(Part of a data file)
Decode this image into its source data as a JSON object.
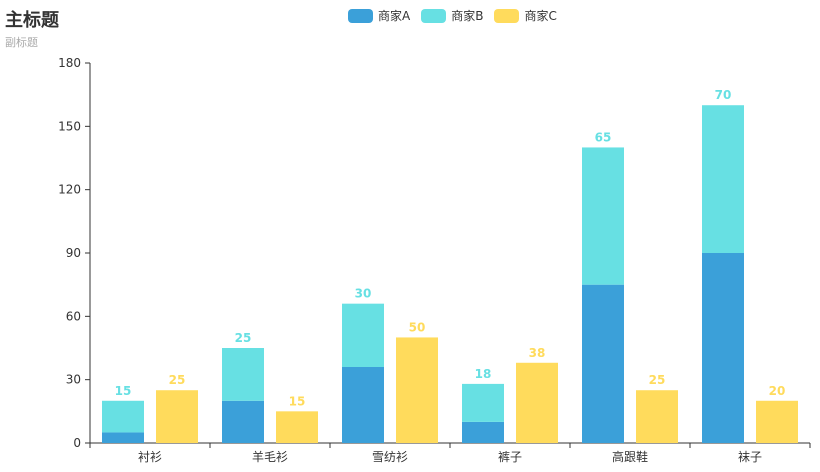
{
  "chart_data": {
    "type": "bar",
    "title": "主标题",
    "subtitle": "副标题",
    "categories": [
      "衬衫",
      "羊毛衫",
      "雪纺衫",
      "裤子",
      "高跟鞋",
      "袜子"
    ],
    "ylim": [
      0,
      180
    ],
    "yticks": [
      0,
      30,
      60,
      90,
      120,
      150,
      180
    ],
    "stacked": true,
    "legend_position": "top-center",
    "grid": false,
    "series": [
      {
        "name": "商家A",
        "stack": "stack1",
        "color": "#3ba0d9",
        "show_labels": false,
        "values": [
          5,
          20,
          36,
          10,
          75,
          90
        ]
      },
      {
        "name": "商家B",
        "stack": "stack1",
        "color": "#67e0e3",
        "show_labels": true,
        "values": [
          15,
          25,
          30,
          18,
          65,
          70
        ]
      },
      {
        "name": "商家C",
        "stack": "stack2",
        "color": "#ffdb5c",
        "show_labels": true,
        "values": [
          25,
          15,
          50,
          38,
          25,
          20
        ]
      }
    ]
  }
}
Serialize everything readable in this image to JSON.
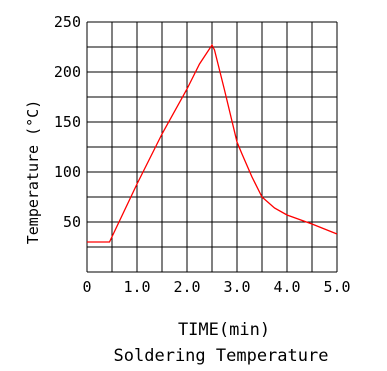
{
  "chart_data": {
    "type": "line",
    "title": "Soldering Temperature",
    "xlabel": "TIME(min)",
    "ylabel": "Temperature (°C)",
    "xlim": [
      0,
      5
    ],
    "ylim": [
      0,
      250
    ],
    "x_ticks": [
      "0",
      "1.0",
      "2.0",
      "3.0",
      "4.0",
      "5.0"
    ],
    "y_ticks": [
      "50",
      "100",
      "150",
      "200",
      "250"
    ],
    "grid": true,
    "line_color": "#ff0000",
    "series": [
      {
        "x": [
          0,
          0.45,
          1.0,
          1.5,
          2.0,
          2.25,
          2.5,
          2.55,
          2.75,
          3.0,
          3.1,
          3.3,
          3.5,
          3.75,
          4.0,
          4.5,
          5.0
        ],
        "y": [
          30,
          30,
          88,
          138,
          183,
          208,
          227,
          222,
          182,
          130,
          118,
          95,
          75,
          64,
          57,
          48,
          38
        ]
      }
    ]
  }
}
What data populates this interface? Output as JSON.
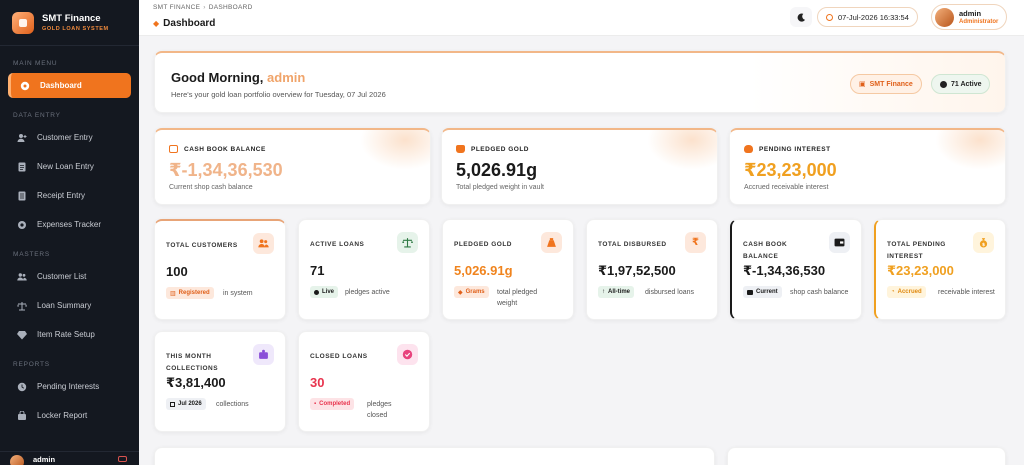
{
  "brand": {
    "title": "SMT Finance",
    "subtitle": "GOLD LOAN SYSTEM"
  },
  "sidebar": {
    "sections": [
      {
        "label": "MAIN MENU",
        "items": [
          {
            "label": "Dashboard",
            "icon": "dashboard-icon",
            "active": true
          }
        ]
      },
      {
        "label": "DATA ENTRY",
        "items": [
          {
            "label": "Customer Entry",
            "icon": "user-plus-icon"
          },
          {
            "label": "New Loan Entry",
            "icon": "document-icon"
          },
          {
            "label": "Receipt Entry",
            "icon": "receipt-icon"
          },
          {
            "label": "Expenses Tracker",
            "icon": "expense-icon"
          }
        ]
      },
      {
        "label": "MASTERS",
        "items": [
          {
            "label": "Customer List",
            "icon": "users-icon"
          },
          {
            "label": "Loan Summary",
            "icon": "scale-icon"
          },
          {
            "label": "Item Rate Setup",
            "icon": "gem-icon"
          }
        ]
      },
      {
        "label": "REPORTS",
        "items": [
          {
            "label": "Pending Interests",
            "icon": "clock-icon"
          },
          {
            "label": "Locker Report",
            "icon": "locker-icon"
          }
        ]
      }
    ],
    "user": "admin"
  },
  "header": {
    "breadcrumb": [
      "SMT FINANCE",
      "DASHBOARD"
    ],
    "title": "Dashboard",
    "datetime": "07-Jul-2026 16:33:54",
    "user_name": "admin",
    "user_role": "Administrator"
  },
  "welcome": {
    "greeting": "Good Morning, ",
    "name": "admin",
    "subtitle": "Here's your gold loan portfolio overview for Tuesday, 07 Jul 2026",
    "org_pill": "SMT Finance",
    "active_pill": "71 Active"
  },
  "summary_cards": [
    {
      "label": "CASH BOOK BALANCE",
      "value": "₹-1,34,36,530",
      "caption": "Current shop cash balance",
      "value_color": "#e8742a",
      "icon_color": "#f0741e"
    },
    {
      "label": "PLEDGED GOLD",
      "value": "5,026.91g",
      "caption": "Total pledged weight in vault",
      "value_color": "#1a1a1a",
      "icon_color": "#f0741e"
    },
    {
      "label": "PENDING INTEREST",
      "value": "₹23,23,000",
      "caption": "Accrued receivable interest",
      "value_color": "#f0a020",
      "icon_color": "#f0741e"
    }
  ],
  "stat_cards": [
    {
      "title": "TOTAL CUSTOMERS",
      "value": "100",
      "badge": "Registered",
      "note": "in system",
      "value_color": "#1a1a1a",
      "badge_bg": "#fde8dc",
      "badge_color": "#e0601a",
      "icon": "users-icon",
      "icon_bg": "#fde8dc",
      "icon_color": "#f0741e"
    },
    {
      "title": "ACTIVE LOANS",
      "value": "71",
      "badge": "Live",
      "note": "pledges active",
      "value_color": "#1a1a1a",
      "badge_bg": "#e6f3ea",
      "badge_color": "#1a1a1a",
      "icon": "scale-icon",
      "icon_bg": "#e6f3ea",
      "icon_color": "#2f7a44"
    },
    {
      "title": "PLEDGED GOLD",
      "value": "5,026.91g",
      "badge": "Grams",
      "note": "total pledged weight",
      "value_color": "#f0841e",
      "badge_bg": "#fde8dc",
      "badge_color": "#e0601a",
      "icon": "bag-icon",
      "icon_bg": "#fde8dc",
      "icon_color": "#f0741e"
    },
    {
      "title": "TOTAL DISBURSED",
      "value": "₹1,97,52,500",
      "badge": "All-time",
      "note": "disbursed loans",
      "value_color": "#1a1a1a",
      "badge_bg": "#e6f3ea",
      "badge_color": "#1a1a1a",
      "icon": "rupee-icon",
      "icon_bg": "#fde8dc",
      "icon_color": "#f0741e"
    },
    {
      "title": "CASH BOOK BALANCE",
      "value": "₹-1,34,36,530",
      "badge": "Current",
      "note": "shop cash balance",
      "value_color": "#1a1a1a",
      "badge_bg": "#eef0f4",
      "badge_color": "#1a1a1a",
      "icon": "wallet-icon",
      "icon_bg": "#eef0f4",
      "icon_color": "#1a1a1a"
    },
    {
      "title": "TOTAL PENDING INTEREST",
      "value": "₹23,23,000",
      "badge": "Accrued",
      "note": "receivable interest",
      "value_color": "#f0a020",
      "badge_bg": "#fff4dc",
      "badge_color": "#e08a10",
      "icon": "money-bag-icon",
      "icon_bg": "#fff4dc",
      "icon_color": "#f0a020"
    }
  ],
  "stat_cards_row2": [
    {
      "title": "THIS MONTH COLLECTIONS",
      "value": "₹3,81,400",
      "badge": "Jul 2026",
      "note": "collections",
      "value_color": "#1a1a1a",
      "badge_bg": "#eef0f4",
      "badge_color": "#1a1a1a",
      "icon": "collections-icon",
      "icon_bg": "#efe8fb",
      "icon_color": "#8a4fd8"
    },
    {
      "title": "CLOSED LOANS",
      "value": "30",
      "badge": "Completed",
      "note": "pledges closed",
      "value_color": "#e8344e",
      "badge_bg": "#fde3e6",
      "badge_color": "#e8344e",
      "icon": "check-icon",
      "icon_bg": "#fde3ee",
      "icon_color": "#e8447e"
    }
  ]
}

...

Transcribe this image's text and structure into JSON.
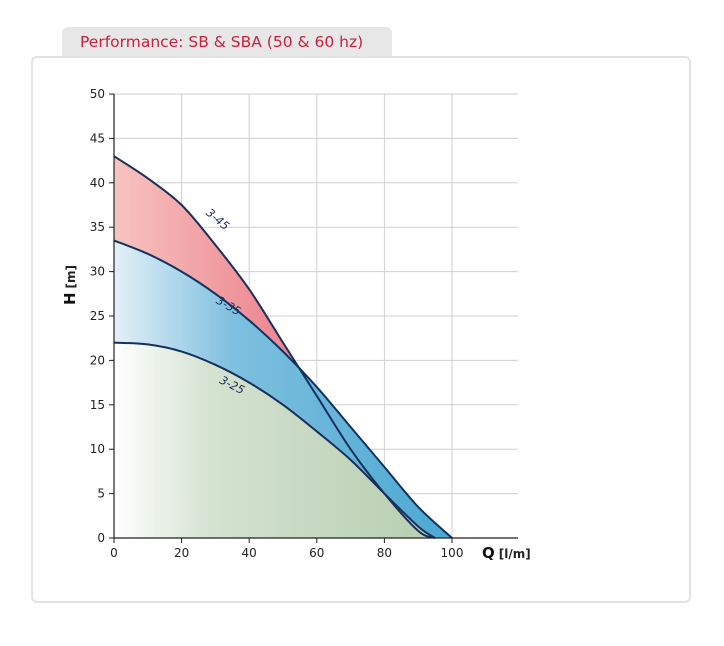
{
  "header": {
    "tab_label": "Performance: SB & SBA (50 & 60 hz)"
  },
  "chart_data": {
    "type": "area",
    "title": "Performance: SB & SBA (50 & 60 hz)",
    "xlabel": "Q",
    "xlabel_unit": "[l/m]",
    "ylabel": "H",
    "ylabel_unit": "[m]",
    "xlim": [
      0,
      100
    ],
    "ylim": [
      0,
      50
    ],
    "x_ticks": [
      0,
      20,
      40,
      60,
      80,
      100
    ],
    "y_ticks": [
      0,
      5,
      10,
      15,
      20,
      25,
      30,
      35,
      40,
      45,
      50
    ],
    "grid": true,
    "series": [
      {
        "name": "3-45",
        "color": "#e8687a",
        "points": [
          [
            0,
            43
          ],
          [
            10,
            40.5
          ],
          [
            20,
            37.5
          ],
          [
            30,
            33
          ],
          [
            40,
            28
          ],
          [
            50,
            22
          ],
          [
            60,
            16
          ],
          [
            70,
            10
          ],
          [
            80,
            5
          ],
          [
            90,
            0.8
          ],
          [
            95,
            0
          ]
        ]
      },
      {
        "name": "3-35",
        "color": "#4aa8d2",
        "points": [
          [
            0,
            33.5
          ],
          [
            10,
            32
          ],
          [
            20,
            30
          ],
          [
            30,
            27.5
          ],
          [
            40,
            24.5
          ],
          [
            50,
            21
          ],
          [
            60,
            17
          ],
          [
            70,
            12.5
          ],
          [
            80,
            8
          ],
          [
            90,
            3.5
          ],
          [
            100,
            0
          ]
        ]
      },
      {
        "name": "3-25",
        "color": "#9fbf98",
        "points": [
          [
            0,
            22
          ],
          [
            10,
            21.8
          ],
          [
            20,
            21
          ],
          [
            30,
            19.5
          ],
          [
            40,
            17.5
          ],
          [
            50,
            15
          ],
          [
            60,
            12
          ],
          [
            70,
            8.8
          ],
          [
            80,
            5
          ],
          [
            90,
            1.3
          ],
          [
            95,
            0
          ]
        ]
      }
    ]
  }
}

*Given exercise*:
Give only the number of lines in the entries that contain "note".

*Answer to the problem*:
8